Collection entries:

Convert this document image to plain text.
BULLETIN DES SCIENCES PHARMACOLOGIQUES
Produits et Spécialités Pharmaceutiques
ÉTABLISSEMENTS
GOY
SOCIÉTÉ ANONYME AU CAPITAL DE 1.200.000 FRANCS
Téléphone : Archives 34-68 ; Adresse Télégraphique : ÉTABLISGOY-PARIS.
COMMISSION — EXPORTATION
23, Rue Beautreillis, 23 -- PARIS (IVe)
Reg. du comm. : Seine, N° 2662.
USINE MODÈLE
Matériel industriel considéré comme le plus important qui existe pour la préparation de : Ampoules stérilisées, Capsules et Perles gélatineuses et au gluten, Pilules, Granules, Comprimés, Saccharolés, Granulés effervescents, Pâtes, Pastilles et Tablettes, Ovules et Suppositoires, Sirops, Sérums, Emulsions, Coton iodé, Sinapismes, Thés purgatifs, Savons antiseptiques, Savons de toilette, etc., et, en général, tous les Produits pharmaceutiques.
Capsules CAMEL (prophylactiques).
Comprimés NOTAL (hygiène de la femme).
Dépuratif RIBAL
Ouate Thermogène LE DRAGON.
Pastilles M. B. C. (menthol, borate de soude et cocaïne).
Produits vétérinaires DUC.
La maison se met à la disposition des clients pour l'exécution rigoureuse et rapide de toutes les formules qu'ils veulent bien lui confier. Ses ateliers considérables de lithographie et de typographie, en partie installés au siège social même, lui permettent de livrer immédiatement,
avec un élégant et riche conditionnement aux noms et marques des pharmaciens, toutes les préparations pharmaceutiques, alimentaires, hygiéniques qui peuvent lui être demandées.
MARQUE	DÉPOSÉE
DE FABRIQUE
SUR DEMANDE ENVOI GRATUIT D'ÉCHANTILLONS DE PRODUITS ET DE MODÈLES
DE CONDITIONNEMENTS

▶ **PROMPT**: Reply with nothing but the number of lines that contain the word "PARIS".

▶ **WRITTEN ANSWER**: 2